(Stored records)
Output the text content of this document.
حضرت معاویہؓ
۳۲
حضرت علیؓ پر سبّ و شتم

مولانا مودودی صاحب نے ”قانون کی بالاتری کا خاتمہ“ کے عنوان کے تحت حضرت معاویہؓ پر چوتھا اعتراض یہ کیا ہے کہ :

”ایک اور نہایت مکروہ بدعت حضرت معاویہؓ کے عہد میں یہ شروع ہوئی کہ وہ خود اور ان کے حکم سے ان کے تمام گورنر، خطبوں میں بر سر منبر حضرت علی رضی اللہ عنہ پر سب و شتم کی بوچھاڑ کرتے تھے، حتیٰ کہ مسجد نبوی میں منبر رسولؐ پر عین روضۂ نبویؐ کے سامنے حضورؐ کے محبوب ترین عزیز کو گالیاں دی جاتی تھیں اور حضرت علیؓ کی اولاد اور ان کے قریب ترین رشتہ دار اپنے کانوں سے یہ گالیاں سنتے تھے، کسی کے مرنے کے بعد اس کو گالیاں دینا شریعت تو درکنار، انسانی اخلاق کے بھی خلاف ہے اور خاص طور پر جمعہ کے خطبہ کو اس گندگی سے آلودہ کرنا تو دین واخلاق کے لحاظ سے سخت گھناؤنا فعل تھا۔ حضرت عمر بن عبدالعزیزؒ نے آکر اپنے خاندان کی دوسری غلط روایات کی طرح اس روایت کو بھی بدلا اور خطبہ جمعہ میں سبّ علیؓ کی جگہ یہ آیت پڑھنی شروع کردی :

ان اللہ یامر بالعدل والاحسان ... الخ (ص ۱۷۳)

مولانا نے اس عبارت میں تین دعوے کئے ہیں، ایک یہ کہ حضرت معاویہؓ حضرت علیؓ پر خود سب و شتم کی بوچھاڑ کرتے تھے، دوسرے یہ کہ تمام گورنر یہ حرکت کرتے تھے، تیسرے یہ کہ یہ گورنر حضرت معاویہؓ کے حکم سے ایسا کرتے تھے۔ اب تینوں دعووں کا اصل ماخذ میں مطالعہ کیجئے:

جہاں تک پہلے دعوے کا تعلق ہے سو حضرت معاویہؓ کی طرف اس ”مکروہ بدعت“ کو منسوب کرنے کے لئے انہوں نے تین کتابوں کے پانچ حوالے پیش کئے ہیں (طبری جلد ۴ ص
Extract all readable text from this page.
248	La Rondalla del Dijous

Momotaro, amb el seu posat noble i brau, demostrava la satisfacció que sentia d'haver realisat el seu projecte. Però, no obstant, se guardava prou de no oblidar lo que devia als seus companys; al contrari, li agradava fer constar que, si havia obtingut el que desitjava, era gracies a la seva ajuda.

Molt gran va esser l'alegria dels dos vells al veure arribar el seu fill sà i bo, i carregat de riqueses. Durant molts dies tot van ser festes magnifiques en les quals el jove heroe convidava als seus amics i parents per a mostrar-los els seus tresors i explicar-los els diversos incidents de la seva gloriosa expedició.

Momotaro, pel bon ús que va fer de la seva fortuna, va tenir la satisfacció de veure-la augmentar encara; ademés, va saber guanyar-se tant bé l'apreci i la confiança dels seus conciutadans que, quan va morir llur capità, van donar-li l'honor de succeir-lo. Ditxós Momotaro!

◆ **REQUIRED WORK**
Can you reproduce all the material exactly?

◆ **WRITTEN REPLY**
Output the text content of this document.
حضرت معاویہؓ
۳۲
حضرت علیؓ پر سبّ و شتم

مولانا مودودی صاحب نے ”قانون کی بالاتری کا خاتمہ“ کے عنوان کے تحت حضرت معاویہؓ پر چوتھا اعتراض یہ کیا ہے کہ :

”ایک اور نہایت مکروہ بدعت حضرت معاویہؓ کے عہد میں یہ شروع ہوئی کہ وہ خود اور ان کے حکم سے ان کے تمام گورنر، خطبوں میں بر سر منبر حضرت علی رضی اللہ عنہ پر سب و شتم کی بوچھاڑ کرتے تھے، حتیٰ کہ مسجد نبوی میں منبر رسولؐ پر عین روضۂ نبویؐ کے سامنے حضورؐ کے محبوب ترین عزیز کو گالیاں دی جاتی تھیں اور حضرت علیؓ کی اولاد اور ان کے قریب ترین رشتہ دار اپنے کانوں سے یہ گالیاں سنتے تھے، کسی کے مرنے کے بعد اس کو گالیاں دینا شریعت تو درکنار، انسانی اخلاق کے بھی خلاف ہے اور خاص طور پر جمعہ کے خطبہ کو اس گندگی سے آلودہ کرنا تو دین واخلاق کے لحاظ سے سخت گھناؤنا فعل تھا۔ حضرت عمر بن عبدالعزیزؒ نے آکر اپنے خاندان کی دوسری غلط روایات کی طرح اس روایت کو بھی بدلا اور خطبہ جمعہ میں سبّ علیؓ کی جگہ یہ آیت پڑھنی شروع کردی :

ان اللہ یامر بالعدل والاحسان ... الخ (ص ۱۷۳)

مولانا نے اس عبارت میں تین دعوے کئے ہیں، ایک یہ کہ حضرت معاویہؓ حضرت علیؓ پر خود سب و شتم کی بوچھاڑ کرتے تھے، دوسرے یہ کہ تمام گورنر یہ حرکت کرتے تھے، تیسرے یہ کہ یہ گورنر حضرت معاویہؓ کے حکم سے ایسا کرتے تھے۔ اب تینوں دعووں کا اصل ماخذ میں مطالعہ کیجئے:

جہاں تک پہلے دعوے کا تعلق ہے سو حضرت معاویہؓ کی طرف اس ”مکروہ بدعت“ کو منسوب کرنے کے لئے انہوں نے تین کتابوں کے پانچ حوالے پیش کئے ہیں (طبری جلد ۴ ص
Extract all readable text from this page.
248	La Rondalla del Dijous

Momotaro, amb el seu posat noble i brau, demostrava la satisfacció que sentia d'haver realisat el seu projecte. Però, no obstant, se guardava prou de no oblidar lo que devia als seus companys; al contrari, li agradava fer constar que, si havia obtingut el que desitjava, era gracies a la seva ajuda.

Molt gran va esser l'alegria dels dos vells al veure arribar el seu fill sà i bo, i carregat de riqueses. Durant molts dies tot van ser festes magnifiques en les quals el jove heroe convidava als seus amics i parents per a mostrar-los els seus tresors i explicar-los els diversos incidents de la seva gloriosa expedició.

Momotaro, pel bon ús que va fer de la seva fortuna, va tenir la satisfacció de veure-la augmentar encara; ademés, va saber guanyar-se tant bé l'apreci i la confiança dels seus conciutadans que, quan va morir llur capità, van donar-li l'honor de succeir-lo. Ditxós Momotaro!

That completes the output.